DATA TO USE »
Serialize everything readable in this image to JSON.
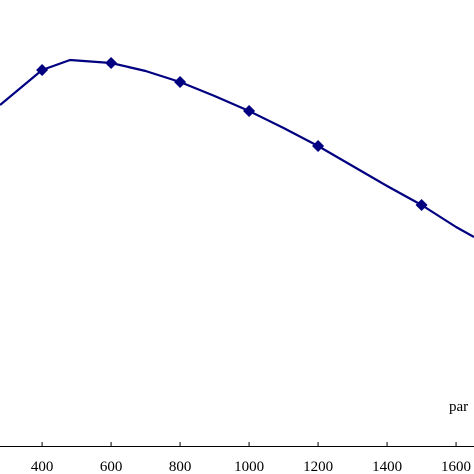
{
  "chart_data": {
    "type": "line",
    "x_label": "par",
    "x": [
      278,
      400,
      481,
      600,
      700,
      800,
      900,
      1000,
      1100,
      1200,
      1300,
      1400,
      1500,
      1600,
      1652
    ],
    "series": [
      {
        "color": "#000080",
        "values": [
          342,
          377,
          387,
          384,
          376,
          365,
          351,
          336,
          319,
          301,
          281,
          261,
          242,
          220,
          210
        ],
        "markers": [
          false,
          true,
          false,
          true,
          false,
          true,
          false,
          true,
          false,
          true,
          false,
          false,
          true,
          false,
          false
        ]
      }
    ],
    "xlim": [
      278,
      1652
    ],
    "xticks": [
      400,
      600,
      800,
      1000,
      1200,
      1400,
      1600
    ],
    "ylim": [
      0,
      447
    ]
  }
}
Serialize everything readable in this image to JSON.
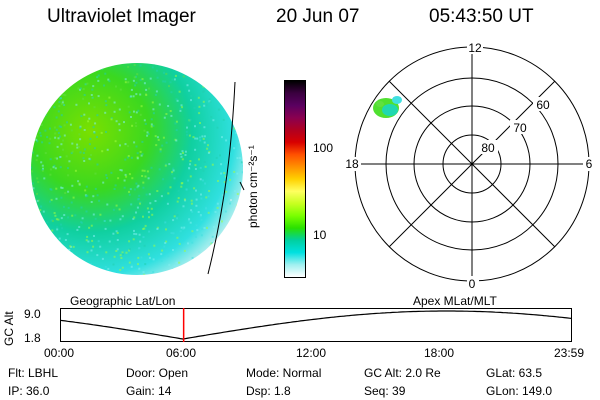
{
  "header": {
    "instrument": "Ultraviolet Imager",
    "date": "20 Jun 07",
    "time": "05:43:50 UT"
  },
  "colorbar": {
    "unit": "photon cm⁻²s⁻¹",
    "tick_labels": [
      "100",
      "10"
    ],
    "colors": [
      "#000000",
      "#3b0040",
      "#5a0060",
      "#8a0050",
      "#b00020",
      "#d80000",
      "#ff5000",
      "#ff9000",
      "#ffd000",
      "#ffff60",
      "#c8ff20",
      "#7aff00",
      "#2ae000",
      "#00d0a0",
      "#00e0e0",
      "#a0f0f0",
      "#ffffff"
    ]
  },
  "polar": {
    "mlt_labels": {
      "top": "12",
      "left": "18",
      "right": "6",
      "bottom": "0"
    },
    "lat_labels": [
      "60",
      "70",
      "80"
    ]
  },
  "timeline": {
    "left_label": "Geographic Lat/Lon",
    "right_label": "Apex MLat/MLT",
    "axis_label": "GC Alt",
    "y_ticks": [
      "9.0",
      "1.8"
    ],
    "x_ticks": [
      "00:00",
      "06:00",
      "12:00",
      "18:00",
      "23:59"
    ],
    "marker_fraction": 0.2415,
    "marker_color": "#ff0000"
  },
  "footer": {
    "row1": [
      {
        "label": "Flt: LBHL"
      },
      {
        "label": "Door: Open"
      },
      {
        "label": "Mode: Normal"
      },
      {
        "label": "GC Alt: 2.0 Re"
      },
      {
        "label": "GLat:  63.5"
      }
    ],
    "row2": [
      {
        "label": "IP: 36.0"
      },
      {
        "label": "Gain: 14"
      },
      {
        "label": "Dsp:    1.8"
      },
      {
        "label": "Seq: 39"
      },
      {
        "label": "GLon: 149.0"
      }
    ]
  }
}
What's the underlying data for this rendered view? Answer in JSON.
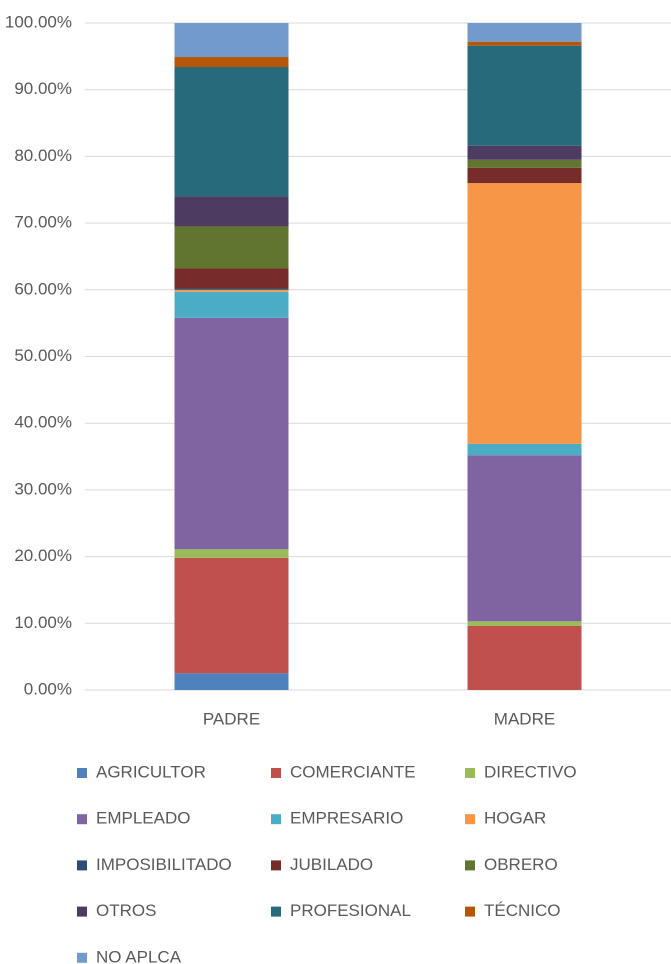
{
  "chart_data": {
    "type": "stacked_bar",
    "categories": [
      "PADRE",
      "MADRE"
    ],
    "ylim": [
      0,
      100
    ],
    "yticks": [
      {
        "value": 0,
        "label": "0.00%"
      },
      {
        "value": 10,
        "label": "10.00%"
      },
      {
        "value": 20,
        "label": "20.00%"
      },
      {
        "value": 30,
        "label": "30.00%"
      },
      {
        "value": 40,
        "label": "40.00%"
      },
      {
        "value": 50,
        "label": "50.00%"
      },
      {
        "value": 60,
        "label": "60.00%"
      },
      {
        "value": 70,
        "label": "70.00%"
      },
      {
        "value": 80,
        "label": "80.00%"
      },
      {
        "value": 90,
        "label": "90.00%"
      },
      {
        "value": 100,
        "label": "100.00%"
      }
    ],
    "grid": true,
    "legend": "bottom",
    "series": [
      {
        "name": "AGRICULTOR",
        "color": "#4f81bd",
        "values": [
          2.5,
          0
        ]
      },
      {
        "name": "COMERCIANTE",
        "color": "#c0504d",
        "values": [
          17.3,
          9.6
        ]
      },
      {
        "name": "DIRECTIVO",
        "color": "#9bbb59",
        "values": [
          1.3,
          0.7
        ]
      },
      {
        "name": "EMPLEADO",
        "color": "#8064a2",
        "values": [
          34.7,
          24.9
        ]
      },
      {
        "name": "EMPRESARIO",
        "color": "#4bacc6",
        "values": [
          3.9,
          1.7
        ]
      },
      {
        "name": "HOGAR",
        "color": "#f79646",
        "values": [
          0.3,
          39.1
        ]
      },
      {
        "name": "IMPOSIBILITADO",
        "color": "#2c4d75",
        "values": [
          0.2,
          0
        ]
      },
      {
        "name": "JUBILADO",
        "color": "#772c2a",
        "values": [
          3.0,
          2.3
        ]
      },
      {
        "name": "OBRERO",
        "color": "#5f7530",
        "values": [
          6.3,
          1.2
        ]
      },
      {
        "name": "OTROS",
        "color": "#4d3b62",
        "values": [
          4.5,
          2.1
        ]
      },
      {
        "name": "PROFESIONAL",
        "color": "#276a7c",
        "values": [
          19.4,
          15.0
        ]
      },
      {
        "name": "TÉCNICO",
        "color": "#b65708",
        "values": [
          1.5,
          0.6
        ]
      },
      {
        "name": "NO APLCA",
        "color": "#729aca",
        "values": [
          5.1,
          2.8
        ]
      }
    ]
  }
}
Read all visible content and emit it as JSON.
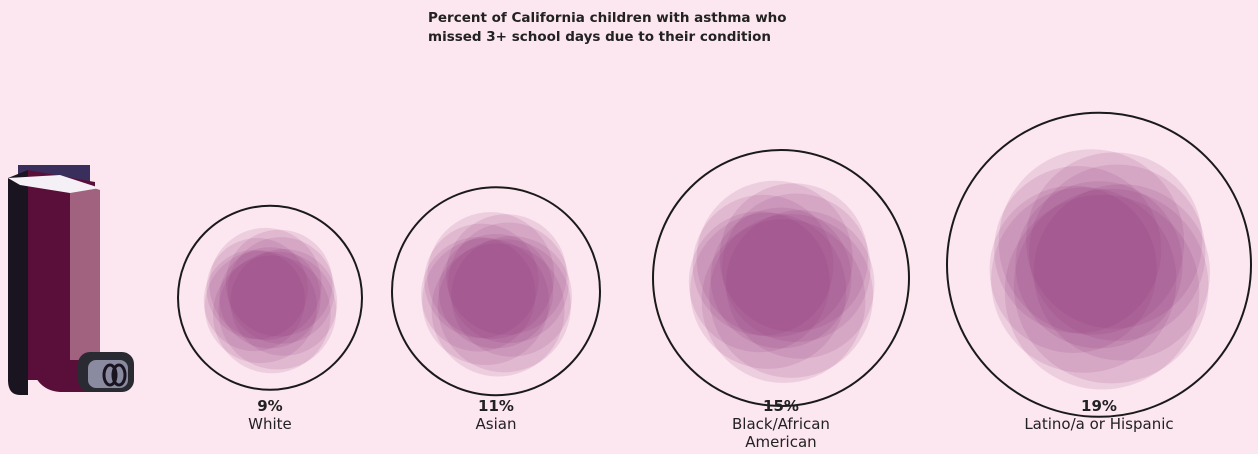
{
  "chart_data": {
    "type": "bubble",
    "title": "Percent of California children with asthma who missed 3+ school days due to their condition",
    "categories": [
      "White",
      "Asian",
      "Black/African American",
      "Latino/a or Hispanic"
    ],
    "values": [
      9,
      11,
      15,
      19
    ],
    "value_labels": [
      "9%",
      "11%",
      "15%",
      "19%"
    ],
    "color": "#8e2f74"
  }
}
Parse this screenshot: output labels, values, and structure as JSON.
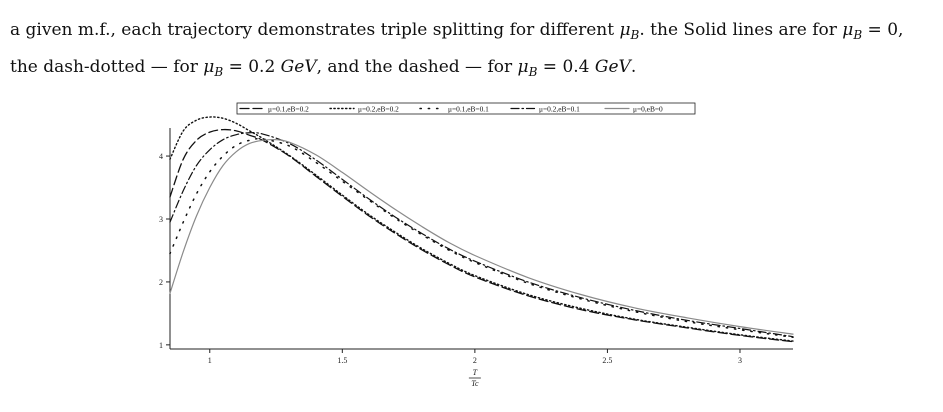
{
  "caption": {
    "line1": {
      "t1": "a given m.f., each trajectory demonstrates triple splitting for different ",
      "mu": "μ",
      "sub": "B",
      "t2": ". the Solid lines are for ",
      "eq": " = 0,"
    },
    "line2": {
      "t1": "the dash-dotted — for ",
      "eq1": " = 0.2 ",
      "unit": "GeV",
      "t2": ", and the dashed — for ",
      "eq2": " = 0.4 ",
      "t3": "."
    }
  },
  "chart_data": {
    "type": "line",
    "title": "",
    "xlabel_num": "T",
    "xlabel_den": "Tc",
    "ylabel": "",
    "xlim": [
      0.85,
      3.2
    ],
    "ylim": [
      0.95,
      4.7
    ],
    "xticks": [
      1,
      1.5,
      2,
      2.5,
      3
    ],
    "xtick_labels": [
      "1",
      "1.5",
      "2",
      "2.5",
      "3"
    ],
    "yticks": [
      1,
      2,
      3,
      4
    ],
    "ytick_labels": [
      "1",
      "2",
      "3",
      "4"
    ],
    "legend_position": "top",
    "colors": {
      "black": "#111111",
      "gray": "#8a8a8a"
    },
    "series": [
      {
        "name": "μ=0.1,eB=0.2",
        "style": "dashed",
        "color": "#111111",
        "x": [
          0.85,
          0.9,
          0.95,
          1.0,
          1.05,
          1.1,
          1.15,
          1.2,
          1.3,
          1.4,
          1.5,
          1.6,
          1.7,
          1.8,
          1.9,
          2.0,
          2.2,
          2.4,
          2.6,
          2.8,
          3.0,
          3.2
        ],
        "y": [
          3.35,
          3.95,
          4.25,
          4.38,
          4.42,
          4.4,
          4.33,
          4.25,
          4.0,
          3.68,
          3.36,
          3.05,
          2.77,
          2.51,
          2.28,
          2.08,
          1.78,
          1.56,
          1.4,
          1.27,
          1.15,
          1.05
        ]
      },
      {
        "name": "μ=0.2,eB=0.2",
        "style": "dotted",
        "color": "#111111",
        "x": [
          0.85,
          0.9,
          0.95,
          1.0,
          1.05,
          1.1,
          1.15,
          1.2,
          1.3,
          1.4,
          1.5,
          1.6,
          1.7,
          1.8,
          1.9,
          2.0,
          2.2,
          2.4,
          2.6,
          2.8,
          3.0,
          3.2
        ],
        "y": [
          3.95,
          4.4,
          4.57,
          4.62,
          4.6,
          4.52,
          4.4,
          4.28,
          4.01,
          3.7,
          3.38,
          3.07,
          2.79,
          2.53,
          2.3,
          2.1,
          1.8,
          1.58,
          1.41,
          1.28,
          1.16,
          1.06
        ]
      },
      {
        "name": "μ=0.1,eB=0.1",
        "style": "sparse-dotted",
        "color": "#111111",
        "x": [
          0.85,
          0.9,
          0.95,
          1.0,
          1.05,
          1.1,
          1.15,
          1.2,
          1.3,
          1.4,
          1.5,
          1.6,
          1.7,
          1.8,
          1.9,
          2.0,
          2.2,
          2.4,
          2.6,
          2.8,
          3.0,
          3.2
        ],
        "y": [
          2.45,
          2.95,
          3.4,
          3.75,
          4.0,
          4.17,
          4.25,
          4.27,
          4.16,
          3.9,
          3.6,
          3.3,
          3.01,
          2.75,
          2.51,
          2.31,
          1.98,
          1.73,
          1.53,
          1.37,
          1.24,
          1.12
        ]
      },
      {
        "name": "μ=0.2,eB=0.1",
        "style": "dash-dot",
        "color": "#111111",
        "x": [
          0.85,
          0.9,
          0.95,
          1.0,
          1.05,
          1.1,
          1.15,
          1.2,
          1.3,
          1.4,
          1.5,
          1.6,
          1.7,
          1.8,
          1.9,
          2.0,
          2.2,
          2.4,
          2.6,
          2.8,
          3.0,
          3.2
        ],
        "y": [
          2.95,
          3.45,
          3.85,
          4.1,
          4.26,
          4.34,
          4.37,
          4.35,
          4.2,
          3.94,
          3.63,
          3.32,
          3.03,
          2.77,
          2.53,
          2.33,
          2.0,
          1.75,
          1.55,
          1.39,
          1.26,
          1.13
        ]
      },
      {
        "name": "μ=0,eB=0",
        "style": "solid",
        "color": "#8a8a8a",
        "x": [
          0.85,
          0.9,
          0.95,
          1.0,
          1.05,
          1.1,
          1.15,
          1.2,
          1.25,
          1.3,
          1.4,
          1.5,
          1.6,
          1.7,
          1.8,
          1.9,
          2.0,
          2.2,
          2.4,
          2.6,
          2.8,
          3.0,
          3.2
        ],
        "y": [
          1.82,
          2.48,
          3.05,
          3.5,
          3.85,
          4.07,
          4.2,
          4.25,
          4.26,
          4.22,
          4.02,
          3.74,
          3.44,
          3.15,
          2.88,
          2.63,
          2.42,
          2.07,
          1.8,
          1.59,
          1.43,
          1.29,
          1.17
        ]
      }
    ]
  }
}
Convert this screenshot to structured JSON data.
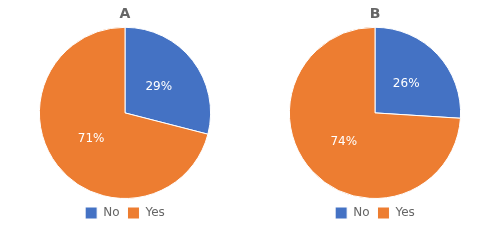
{
  "chart_data": [
    {
      "type": "pie",
      "title": "A",
      "categories": [
        "No",
        "Yes"
      ],
      "values": [
        29,
        71
      ],
      "value_labels": [
        "29%",
        "71%"
      ],
      "colors": [
        "#4472c4",
        "#ed7d31"
      ],
      "data_labels": true,
      "legend": "bottom"
    },
    {
      "type": "pie",
      "title": "B",
      "categories": [
        "No",
        "Yes"
      ],
      "values": [
        26,
        74
      ],
      "value_labels": [
        "26%",
        "74%"
      ],
      "colors": [
        "#4472c4",
        "#ed7d31"
      ],
      "data_labels": true,
      "legend": "bottom"
    }
  ]
}
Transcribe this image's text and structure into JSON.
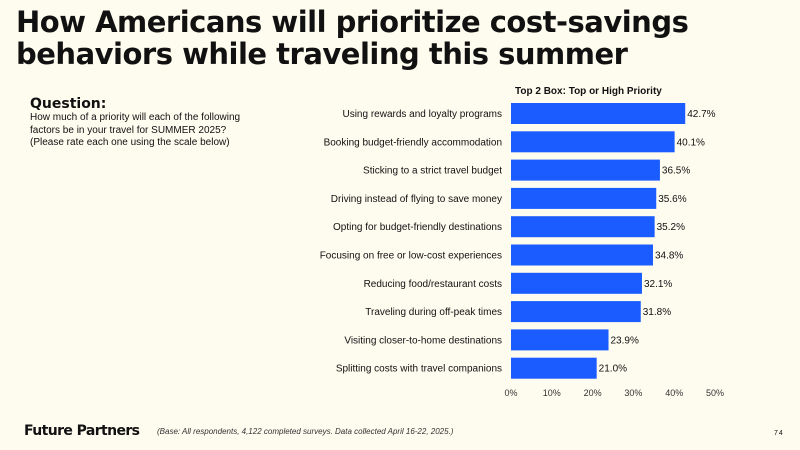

EXERCISE AIM » State how many lines of the listing include the word "title". Reply with the number alone.

REPLY TO THE EXERCISE » 4